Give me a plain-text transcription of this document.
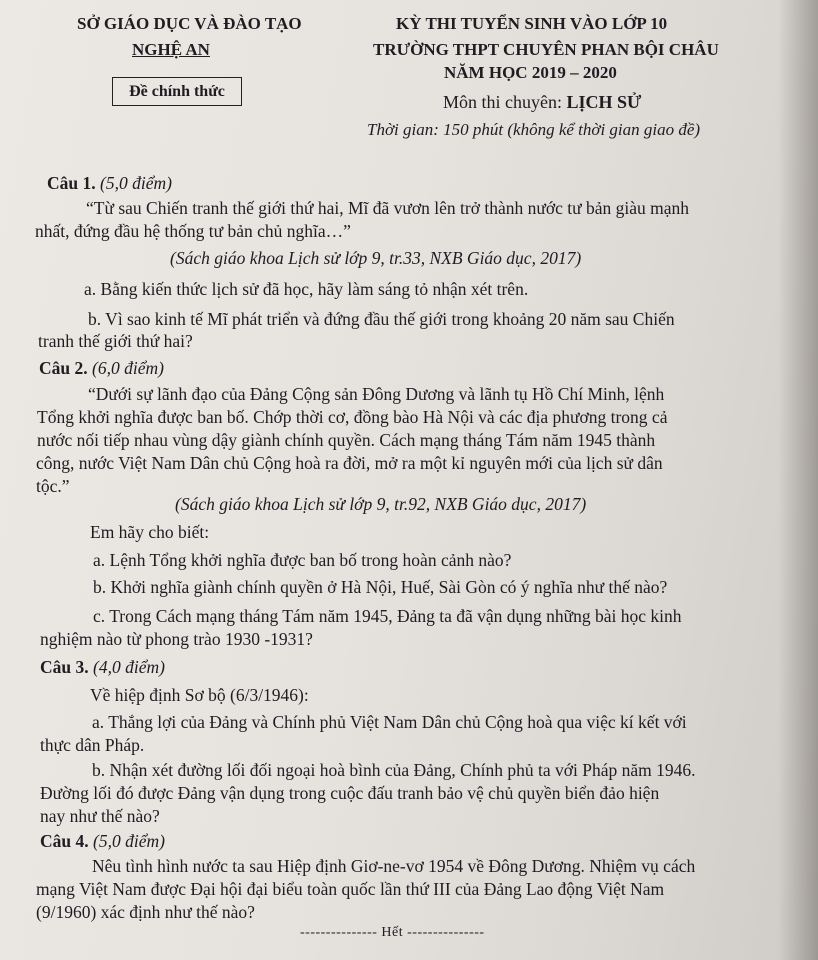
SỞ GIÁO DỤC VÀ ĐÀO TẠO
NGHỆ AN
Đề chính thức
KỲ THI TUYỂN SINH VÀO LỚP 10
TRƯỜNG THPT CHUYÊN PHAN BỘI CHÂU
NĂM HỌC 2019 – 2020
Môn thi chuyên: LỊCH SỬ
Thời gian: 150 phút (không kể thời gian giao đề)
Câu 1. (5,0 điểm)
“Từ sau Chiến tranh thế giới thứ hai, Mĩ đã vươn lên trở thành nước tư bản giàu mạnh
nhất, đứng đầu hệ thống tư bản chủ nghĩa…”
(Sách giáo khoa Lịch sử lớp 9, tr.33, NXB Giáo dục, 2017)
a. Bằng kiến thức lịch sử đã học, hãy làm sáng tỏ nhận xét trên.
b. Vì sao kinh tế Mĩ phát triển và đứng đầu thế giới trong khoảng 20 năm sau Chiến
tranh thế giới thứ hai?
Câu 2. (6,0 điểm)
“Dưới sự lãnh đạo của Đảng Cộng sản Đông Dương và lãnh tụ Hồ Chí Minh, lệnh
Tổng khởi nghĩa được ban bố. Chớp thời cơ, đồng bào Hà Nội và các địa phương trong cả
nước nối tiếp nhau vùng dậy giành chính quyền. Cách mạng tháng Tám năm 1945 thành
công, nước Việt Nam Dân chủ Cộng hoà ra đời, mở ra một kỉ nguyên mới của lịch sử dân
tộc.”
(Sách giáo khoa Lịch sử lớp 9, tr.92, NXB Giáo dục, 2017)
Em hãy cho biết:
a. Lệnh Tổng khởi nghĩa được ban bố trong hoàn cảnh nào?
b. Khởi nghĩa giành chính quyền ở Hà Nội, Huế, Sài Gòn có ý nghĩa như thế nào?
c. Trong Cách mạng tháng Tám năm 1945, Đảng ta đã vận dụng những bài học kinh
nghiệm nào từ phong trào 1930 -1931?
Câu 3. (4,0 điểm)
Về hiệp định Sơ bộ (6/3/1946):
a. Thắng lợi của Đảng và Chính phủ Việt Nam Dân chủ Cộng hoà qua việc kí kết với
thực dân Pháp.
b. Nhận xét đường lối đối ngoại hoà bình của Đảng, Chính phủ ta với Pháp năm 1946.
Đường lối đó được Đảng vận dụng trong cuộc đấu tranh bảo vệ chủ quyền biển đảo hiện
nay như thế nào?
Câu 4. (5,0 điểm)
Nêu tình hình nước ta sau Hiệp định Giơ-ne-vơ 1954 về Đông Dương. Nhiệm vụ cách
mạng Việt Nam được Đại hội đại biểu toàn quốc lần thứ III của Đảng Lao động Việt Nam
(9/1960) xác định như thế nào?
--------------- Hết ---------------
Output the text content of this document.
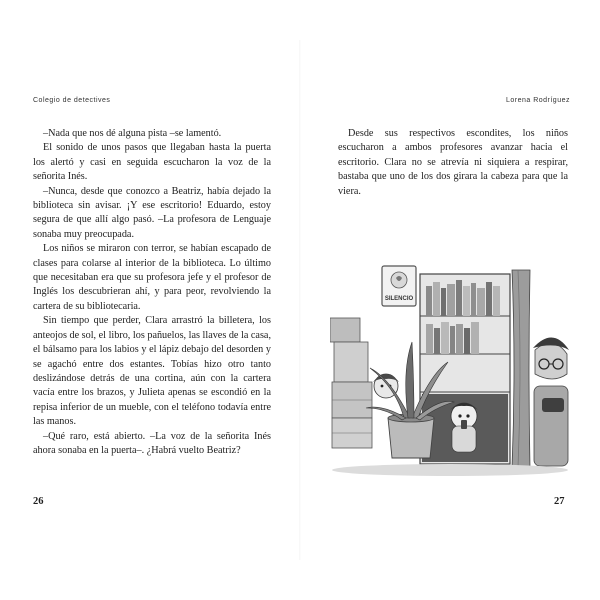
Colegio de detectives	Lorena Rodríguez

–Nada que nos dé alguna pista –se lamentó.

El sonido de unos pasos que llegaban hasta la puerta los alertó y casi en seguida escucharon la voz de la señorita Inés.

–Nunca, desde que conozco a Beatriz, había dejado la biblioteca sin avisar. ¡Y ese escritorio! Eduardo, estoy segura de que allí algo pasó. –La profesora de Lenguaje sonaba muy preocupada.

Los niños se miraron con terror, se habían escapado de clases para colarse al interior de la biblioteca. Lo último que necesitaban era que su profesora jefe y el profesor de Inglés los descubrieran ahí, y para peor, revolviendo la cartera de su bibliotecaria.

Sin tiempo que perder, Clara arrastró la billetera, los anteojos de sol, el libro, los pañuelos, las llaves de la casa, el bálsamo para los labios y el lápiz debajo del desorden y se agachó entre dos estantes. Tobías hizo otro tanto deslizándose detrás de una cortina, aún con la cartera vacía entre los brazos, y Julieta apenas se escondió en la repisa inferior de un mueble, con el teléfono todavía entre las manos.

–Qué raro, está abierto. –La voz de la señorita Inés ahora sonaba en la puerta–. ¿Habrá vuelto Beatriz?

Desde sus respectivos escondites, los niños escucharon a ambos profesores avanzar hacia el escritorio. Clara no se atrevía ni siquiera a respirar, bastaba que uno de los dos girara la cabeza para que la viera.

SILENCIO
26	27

# # # # #

### Task description
Leave out the pictures and retype every line above exactly.

### Expected output
Give me a plain-text transcription of this document.
SỞ GIÁO DỤC VÀ ĐÀO TẠO
NGHỆ AN
Đề chính thức
KỲ THI TUYỂN SINH VÀO LỚP 10
TRƯỜNG THPT CHUYÊN PHAN BỘI CHÂU
NĂM HỌC 2019 – 2020
Môn thi chuyên: LỊCH SỬ
Thời gian: 150 phút (không kể thời gian giao đề)
Câu 1. (5,0 điểm)
“Từ sau Chiến tranh thế giới thứ hai, Mĩ đã vươn lên trở thành nước tư bản giàu mạnh
nhất, đứng đầu hệ thống tư bản chủ nghĩa…”
(Sách giáo khoa Lịch sử lớp 9, tr.33, NXB Giáo dục, 2017)
a. Bằng kiến thức lịch sử đã học, hãy làm sáng tỏ nhận xét trên.
b. Vì sao kinh tế Mĩ phát triển và đứng đầu thế giới trong khoảng 20 năm sau Chiến
tranh thế giới thứ hai?
Câu 2. (6,0 điểm)
“Dưới sự lãnh đạo của Đảng Cộng sản Đông Dương và lãnh tụ Hồ Chí Minh, lệnh
Tổng khởi nghĩa được ban bố. Chớp thời cơ, đồng bào Hà Nội và các địa phương trong cả
nước nối tiếp nhau vùng dậy giành chính quyền. Cách mạng tháng Tám năm 1945 thành
công, nước Việt Nam Dân chủ Cộng hoà ra đời, mở ra một kỉ nguyên mới của lịch sử dân
tộc.”
(Sách giáo khoa Lịch sử lớp 9, tr.92, NXB Giáo dục, 2017)
Em hãy cho biết:
a. Lệnh Tổng khởi nghĩa được ban bố trong hoàn cảnh nào?
b. Khởi nghĩa giành chính quyền ở Hà Nội, Huế, Sài Gòn có ý nghĩa như thế nào?
c. Trong Cách mạng tháng Tám năm 1945, Đảng ta đã vận dụng những bài học kinh
nghiệm nào từ phong trào 1930 -1931?
Câu 3. (4,0 điểm)
Về hiệp định Sơ bộ (6/3/1946):
a. Thắng lợi của Đảng và Chính phủ Việt Nam Dân chủ Cộng hoà qua việc kí kết với
thực dân Pháp.
b. Nhận xét đường lối đối ngoại hoà bình của Đảng, Chính phủ ta với Pháp năm 1946.
Đường lối đó được Đảng vận dụng trong cuộc đấu tranh bảo vệ chủ quyền biển đảo hiện
nay như thế nào?
Câu 4. (5,0 điểm)
Nêu tình hình nước ta sau Hiệp định Giơ-ne-vơ 1954 về Đông Dương. Nhiệm vụ cách
mạng Việt Nam được Đại hội đại biểu toàn quốc lần thứ III của Đảng Lao động Việt Nam
(9/1960) xác định như thế nào?
--------------- Hết ---------------
Output the text content of this document.
Colegio de detectives	Lorena Rodríguez

–Nada que nos dé alguna pista –se lamentó.

El sonido de unos pasos que llegaban hasta la puerta los alertó y casi en seguida escucharon la voz de la señorita Inés.

–Nunca, desde que conozco a Beatriz, había dejado la biblioteca sin avisar. ¡Y ese escritorio! Eduardo, estoy segura de que allí algo pasó. –La profesora de Lenguaje sonaba muy preocupada.

Los niños se miraron con terror, se habían escapado de clases para colarse al interior de la biblioteca. Lo último que necesitaban era que su profesora jefe y el profesor de Inglés los descubrieran ahí, y para peor, revolviendo la cartera de su bibliotecaria.

Sin tiempo que perder, Clara arrastró la billetera, los anteojos de sol, el libro, los pañuelos, las llaves de la casa, el bálsamo para los labios y el lápiz debajo del desorden y se agachó entre dos estantes. Tobías hizo otro tanto deslizándose detrás de una cortina, aún con la cartera vacía entre los brazos, y Julieta apenas se escondió en la repisa inferior de un mueble, con el teléfono todavía entre las manos.

–Qué raro, está abierto. –La voz de la señorita Inés ahora sonaba en la puerta–. ¿Habrá vuelto Beatriz?

Desde sus respectivos escondites, los niños escucharon a ambos profesores avanzar hacia el escritorio. Clara no se atrevía ni siquiera a respirar, bastaba que uno de los dos girara la cabeza para que la viera.

SILENCIO
26	27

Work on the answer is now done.